### The problem
Images do not belong in the copy. Retype all the entries below exactly.

### Figure record listings
*-*-*

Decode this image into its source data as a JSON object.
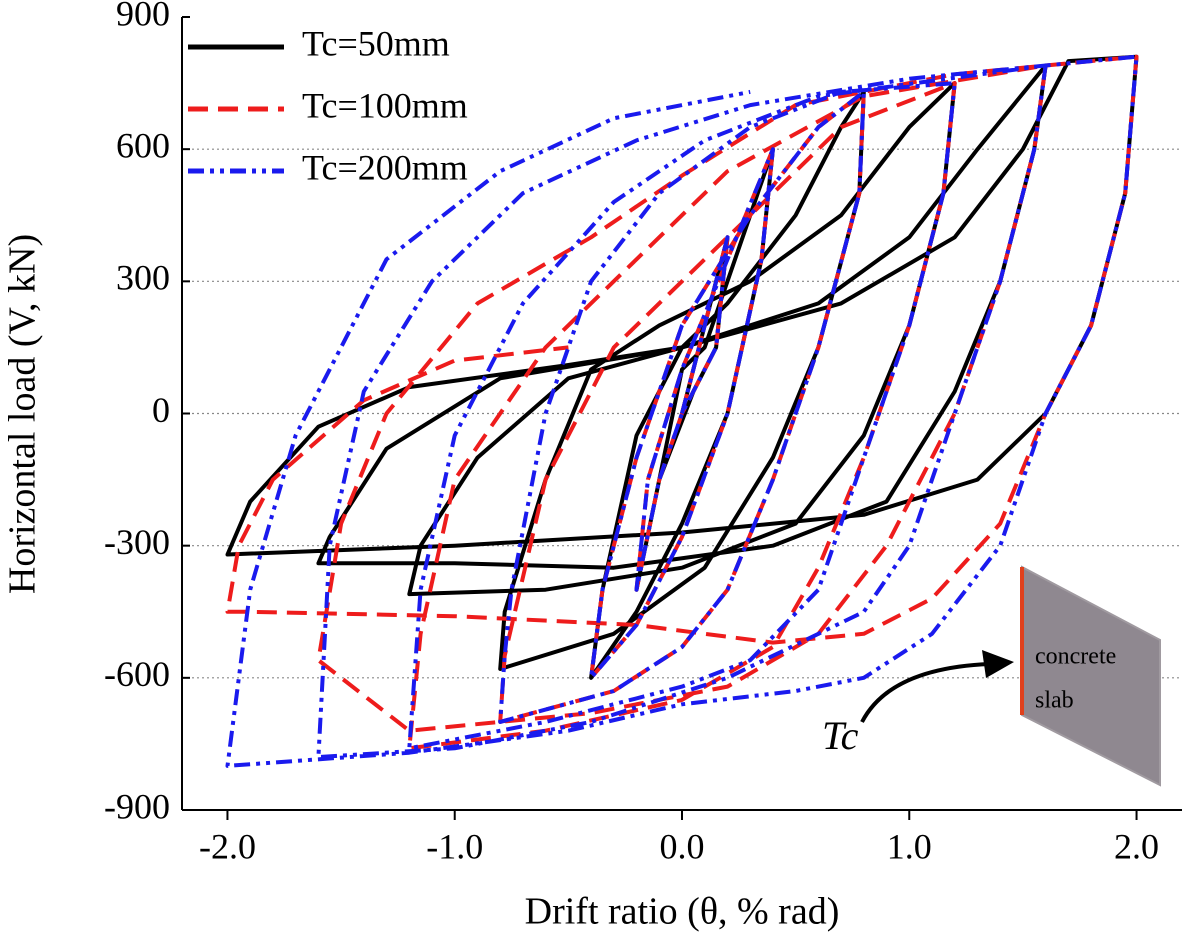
{
  "chart_data": {
    "type": "line",
    "x_label": "Drift ratio (θ, % rad)",
    "y_label": "Horizontal load (V, kN)",
    "annotation": "Tc",
    "inset_text": [
      "concrete",
      "slab"
    ],
    "xlim": [
      -2.2,
      2.2
    ],
    "ylim": [
      -900,
      900
    ],
    "xticks": [
      {
        "value": -2,
        "label": "-2.0"
      },
      {
        "value": -1,
        "label": "-1.0"
      },
      {
        "value": 0,
        "label": "0.0"
      },
      {
        "value": 1,
        "label": "1.0"
      },
      {
        "value": 2,
        "label": "2.0"
      }
    ],
    "yticks": [
      -900,
      -600,
      -300,
      0,
      300,
      600,
      900
    ],
    "grid": true,
    "legend": "upper left",
    "series": [
      {
        "name": "Tc=50mm",
        "color": "#000000",
        "style": "solid",
        "x": [
          0,
          0.1,
          0.2,
          0.15,
          0.05,
          -0.1,
          -0.2,
          -0.1,
          0,
          0.1,
          0.3,
          0.4,
          0.35,
          0.2,
          0,
          -0.2,
          -0.4,
          -0.35,
          -0.2,
          0,
          0.2,
          0.5,
          0.7,
          0.8,
          0.78,
          0.6,
          0.4,
          0.1,
          -0.3,
          -0.8,
          -0.78,
          -0.6,
          -0.4,
          -0.1,
          0.3,
          0.7,
          1.0,
          1.2,
          1.15,
          1.0,
          0.8,
          0.5,
          0,
          -0.6,
          -1.2,
          -1.15,
          -0.9,
          -0.5,
          0,
          0.6,
          1.0,
          1.3,
          1.6,
          1.55,
          1.4,
          1.2,
          0.9,
          0.4,
          -0.3,
          -1.0,
          -1.6,
          -1.55,
          -1.3,
          -0.8,
          0,
          0.7,
          1.2,
          1.5,
          1.7,
          2.0,
          1.95,
          1.8,
          1.6,
          1.3,
          0.8,
          0,
          -1.0,
          -2.0,
          -1.9,
          -1.6,
          -1.2,
          -0.5,
          0
        ],
        "values": [
          0,
          200,
          400,
          150,
          50,
          -150,
          -400,
          -150,
          100,
          150,
          450,
          600,
          350,
          0,
          -250,
          -450,
          -600,
          -400,
          -50,
          150,
          250,
          450,
          650,
          730,
          500,
          150,
          -100,
          -350,
          -500,
          -580,
          -450,
          -150,
          100,
          200,
          300,
          450,
          650,
          750,
          500,
          200,
          -50,
          -250,
          -350,
          -400,
          -410,
          -300,
          -100,
          80,
          150,
          250,
          400,
          600,
          790,
          600,
          300,
          50,
          -200,
          -300,
          -350,
          -340,
          -340,
          -280,
          -80,
          80,
          150,
          250,
          400,
          600,
          800,
          810,
          500,
          200,
          0,
          -150,
          -230,
          -270,
          -300,
          -320,
          -200,
          -30,
          60,
          110,
          150
        ]
      },
      {
        "name": "Tc=100mm",
        "color": "#ee1c1c",
        "style": "dashed",
        "x": [
          0,
          0.1,
          0.2,
          0.15,
          0,
          -0.1,
          -0.2,
          -0.15,
          0,
          0.2,
          0.4,
          0.35,
          0.2,
          0,
          -0.2,
          -0.4,
          -0.35,
          -0.2,
          0,
          0.3,
          0.6,
          0.8,
          0.78,
          0.6,
          0.4,
          0.2,
          0,
          -0.3,
          -0.8,
          -0.78,
          -0.6,
          -0.3,
          0,
          0.3,
          0.7,
          1.2,
          1.15,
          1.0,
          0.8,
          0.6,
          0.4,
          0,
          -0.6,
          -1.2,
          -1.15,
          -1.0,
          -0.6,
          -0.2,
          0.2,
          0.8,
          1.6,
          1.55,
          1.4,
          1.2,
          0.9,
          0.6,
          0.2,
          -0.4,
          -0.8,
          -1.2,
          -1.6,
          -1.5,
          -1.3,
          -0.9,
          -0.4,
          0,
          0.5,
          1.2,
          2.0,
          1.95,
          1.8,
          1.6,
          1.4,
          1.1,
          0.8,
          0.4,
          -0.2,
          -1.0,
          -1.9,
          -2.0,
          -1.95,
          -1.8,
          -1.4,
          -1.0,
          -0.5
        ],
        "values": [
          0,
          200,
          400,
          150,
          0,
          -150,
          -400,
          -150,
          100,
          350,
          600,
          350,
          0,
          -280,
          -480,
          -600,
          -400,
          -100,
          200,
          450,
          650,
          730,
          500,
          150,
          -150,
          -400,
          -530,
          -630,
          -700,
          -550,
          -150,
          150,
          300,
          450,
          650,
          750,
          500,
          200,
          -100,
          -350,
          -530,
          -650,
          -720,
          -760,
          -500,
          -150,
          150,
          350,
          550,
          720,
          790,
          600,
          300,
          0,
          -300,
          -500,
          -620,
          -680,
          -700,
          -720,
          -560,
          -250,
          0,
          250,
          400,
          540,
          700,
          770,
          810,
          500,
          200,
          0,
          -250,
          -420,
          -500,
          -520,
          -480,
          -460,
          -450,
          -450,
          -300,
          -150,
          30,
          120,
          150
        ]
      },
      {
        "name": "Tc=200mm",
        "color": "#1a1aee",
        "style": "dashdotdot",
        "x": [
          0,
          0.1,
          0.2,
          0.15,
          0,
          -0.1,
          -0.2,
          -0.15,
          0,
          0.2,
          0.4,
          0.35,
          0.2,
          0,
          -0.2,
          -0.4,
          -0.35,
          -0.2,
          0,
          0.3,
          0.6,
          0.8,
          0.78,
          0.6,
          0.4,
          0.2,
          0,
          -0.3,
          -0.8,
          -0.78,
          -0.75,
          -0.6,
          -0.4,
          -0.1,
          0.3,
          0.7,
          1.2,
          1.15,
          1.0,
          0.8,
          0.6,
          0.3,
          0,
          -0.6,
          -1.2,
          -1.15,
          -1.0,
          -0.7,
          -0.3,
          0.1,
          0.6,
          1.6,
          1.55,
          1.4,
          1.2,
          1.0,
          0.8,
          0.6,
          0.2,
          -0.4,
          -1.0,
          -1.6,
          -1.55,
          -1.4,
          -1.1,
          -0.7,
          -0.2,
          0.3,
          1.0,
          2.0,
          1.95,
          1.8,
          1.6,
          1.4,
          1.1,
          0.8,
          0.5,
          0,
          -0.5,
          -1.2,
          -2.0,
          -1.9,
          -1.7,
          -1.3,
          -0.8,
          -0.3,
          0.3
        ],
        "values": [
          0,
          200,
          400,
          150,
          0,
          -150,
          -400,
          -150,
          100,
          350,
          600,
          350,
          0,
          -280,
          -480,
          -600,
          -400,
          -100,
          200,
          450,
          650,
          730,
          500,
          150,
          -150,
          -400,
          -530,
          -630,
          -700,
          -550,
          -400,
          0,
          300,
          500,
          650,
          730,
          750,
          500,
          200,
          -100,
          -400,
          -560,
          -620,
          -700,
          -760,
          -400,
          -50,
          250,
          480,
          620,
          720,
          790,
          600,
          300,
          0,
          -300,
          -450,
          -500,
          -600,
          -700,
          -760,
          -780,
          -300,
          50,
          300,
          500,
          620,
          700,
          760,
          810,
          500,
          200,
          0,
          -300,
          -500,
          -600,
          -630,
          -660,
          -720,
          -770,
          -800,
          -400,
          -50,
          350,
          550,
          670,
          730
        ]
      }
    ]
  }
}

*-*-*

### Answer to the exercise
Decode this image into its source data as a JSON object.
{
  "chart_data": {
    "type": "line",
    "x_label": "Drift ratio (θ, % rad)",
    "y_label": "Horizontal load (V, kN)",
    "annotation": "Tc",
    "inset_text": [
      "concrete",
      "slab"
    ],
    "xlim": [
      -2.2,
      2.2
    ],
    "ylim": [
      -900,
      900
    ],
    "xticks": [
      {
        "value": -2,
        "label": "-2.0"
      },
      {
        "value": -1,
        "label": "-1.0"
      },
      {
        "value": 0,
        "label": "0.0"
      },
      {
        "value": 1,
        "label": "1.0"
      },
      {
        "value": 2,
        "label": "2.0"
      }
    ],
    "yticks": [
      -900,
      -600,
      -300,
      0,
      300,
      600,
      900
    ],
    "grid": true,
    "legend": "upper left",
    "series": [
      {
        "name": "Tc=50mm",
        "color": "#000000",
        "style": "solid",
        "x": [
          0,
          0.1,
          0.2,
          0.15,
          0.05,
          -0.1,
          -0.2,
          -0.1,
          0,
          0.1,
          0.3,
          0.4,
          0.35,
          0.2,
          0,
          -0.2,
          -0.4,
          -0.35,
          -0.2,
          0,
          0.2,
          0.5,
          0.7,
          0.8,
          0.78,
          0.6,
          0.4,
          0.1,
          -0.3,
          -0.8,
          -0.78,
          -0.6,
          -0.4,
          -0.1,
          0.3,
          0.7,
          1.0,
          1.2,
          1.15,
          1.0,
          0.8,
          0.5,
          0,
          -0.6,
          -1.2,
          -1.15,
          -0.9,
          -0.5,
          0,
          0.6,
          1.0,
          1.3,
          1.6,
          1.55,
          1.4,
          1.2,
          0.9,
          0.4,
          -0.3,
          -1.0,
          -1.6,
          -1.55,
          -1.3,
          -0.8,
          0,
          0.7,
          1.2,
          1.5,
          1.7,
          2.0,
          1.95,
          1.8,
          1.6,
          1.3,
          0.8,
          0,
          -1.0,
          -2.0,
          -1.9,
          -1.6,
          -1.2,
          -0.5,
          0
        ],
        "values": [
          0,
          200,
          400,
          150,
          50,
          -150,
          -400,
          -150,
          100,
          150,
          450,
          600,
          350,
          0,
          -250,
          -450,
          -600,
          -400,
          -50,
          150,
          250,
          450,
          650,
          730,
          500,
          150,
          -100,
          -350,
          -500,
          -580,
          -450,
          -150,
          100,
          200,
          300,
          450,
          650,
          750,
          500,
          200,
          -50,
          -250,
          -350,
          -400,
          -410,
          -300,
          -100,
          80,
          150,
          250,
          400,
          600,
          790,
          600,
          300,
          50,
          -200,
          -300,
          -350,
          -340,
          -340,
          -280,
          -80,
          80,
          150,
          250,
          400,
          600,
          800,
          810,
          500,
          200,
          0,
          -150,
          -230,
          -270,
          -300,
          -320,
          -200,
          -30,
          60,
          110,
          150
        ]
      },
      {
        "name": "Tc=100mm",
        "color": "#ee1c1c",
        "style": "dashed",
        "x": [
          0,
          0.1,
          0.2,
          0.15,
          0,
          -0.1,
          -0.2,
          -0.15,
          0,
          0.2,
          0.4,
          0.35,
          0.2,
          0,
          -0.2,
          -0.4,
          -0.35,
          -0.2,
          0,
          0.3,
          0.6,
          0.8,
          0.78,
          0.6,
          0.4,
          0.2,
          0,
          -0.3,
          -0.8,
          -0.78,
          -0.6,
          -0.3,
          0,
          0.3,
          0.7,
          1.2,
          1.15,
          1.0,
          0.8,
          0.6,
          0.4,
          0,
          -0.6,
          -1.2,
          -1.15,
          -1.0,
          -0.6,
          -0.2,
          0.2,
          0.8,
          1.6,
          1.55,
          1.4,
          1.2,
          0.9,
          0.6,
          0.2,
          -0.4,
          -0.8,
          -1.2,
          -1.6,
          -1.5,
          -1.3,
          -0.9,
          -0.4,
          0,
          0.5,
          1.2,
          2.0,
          1.95,
          1.8,
          1.6,
          1.4,
          1.1,
          0.8,
          0.4,
          -0.2,
          -1.0,
          -1.9,
          -2.0,
          -1.95,
          -1.8,
          -1.4,
          -1.0,
          -0.5
        ],
        "values": [
          0,
          200,
          400,
          150,
          0,
          -150,
          -400,
          -150,
          100,
          350,
          600,
          350,
          0,
          -280,
          -480,
          -600,
          -400,
          -100,
          200,
          450,
          650,
          730,
          500,
          150,
          -150,
          -400,
          -530,
          -630,
          -700,
          -550,
          -150,
          150,
          300,
          450,
          650,
          750,
          500,
          200,
          -100,
          -350,
          -530,
          -650,
          -720,
          -760,
          -500,
          -150,
          150,
          350,
          550,
          720,
          790,
          600,
          300,
          0,
          -300,
          -500,
          -620,
          -680,
          -700,
          -720,
          -560,
          -250,
          0,
          250,
          400,
          540,
          700,
          770,
          810,
          500,
          200,
          0,
          -250,
          -420,
          -500,
          -520,
          -480,
          -460,
          -450,
          -450,
          -300,
          -150,
          30,
          120,
          150
        ]
      },
      {
        "name": "Tc=200mm",
        "color": "#1a1aee",
        "style": "dashdotdot",
        "x": [
          0,
          0.1,
          0.2,
          0.15,
          0,
          -0.1,
          -0.2,
          -0.15,
          0,
          0.2,
          0.4,
          0.35,
          0.2,
          0,
          -0.2,
          -0.4,
          -0.35,
          -0.2,
          0,
          0.3,
          0.6,
          0.8,
          0.78,
          0.6,
          0.4,
          0.2,
          0,
          -0.3,
          -0.8,
          -0.78,
          -0.75,
          -0.6,
          -0.4,
          -0.1,
          0.3,
          0.7,
          1.2,
          1.15,
          1.0,
          0.8,
          0.6,
          0.3,
          0,
          -0.6,
          -1.2,
          -1.15,
          -1.0,
          -0.7,
          -0.3,
          0.1,
          0.6,
          1.6,
          1.55,
          1.4,
          1.2,
          1.0,
          0.8,
          0.6,
          0.2,
          -0.4,
          -1.0,
          -1.6,
          -1.55,
          -1.4,
          -1.1,
          -0.7,
          -0.2,
          0.3,
          1.0,
          2.0,
          1.95,
          1.8,
          1.6,
          1.4,
          1.1,
          0.8,
          0.5,
          0,
          -0.5,
          -1.2,
          -2.0,
          -1.9,
          -1.7,
          -1.3,
          -0.8,
          -0.3,
          0.3
        ],
        "values": [
          0,
          200,
          400,
          150,
          0,
          -150,
          -400,
          -150,
          100,
          350,
          600,
          350,
          0,
          -280,
          -480,
          -600,
          -400,
          -100,
          200,
          450,
          650,
          730,
          500,
          150,
          -150,
          -400,
          -530,
          -630,
          -700,
          -550,
          -400,
          0,
          300,
          500,
          650,
          730,
          750,
          500,
          200,
          -100,
          -400,
          -560,
          -620,
          -700,
          -760,
          -400,
          -50,
          250,
          480,
          620,
          720,
          790,
          600,
          300,
          0,
          -300,
          -450,
          -500,
          -600,
          -700,
          -760,
          -780,
          -300,
          50,
          300,
          500,
          620,
          700,
          760,
          810,
          500,
          200,
          0,
          -300,
          -500,
          -600,
          -630,
          -660,
          -720,
          -770,
          -800,
          -400,
          -50,
          350,
          550,
          670,
          730
        ]
      }
    ]
  }
}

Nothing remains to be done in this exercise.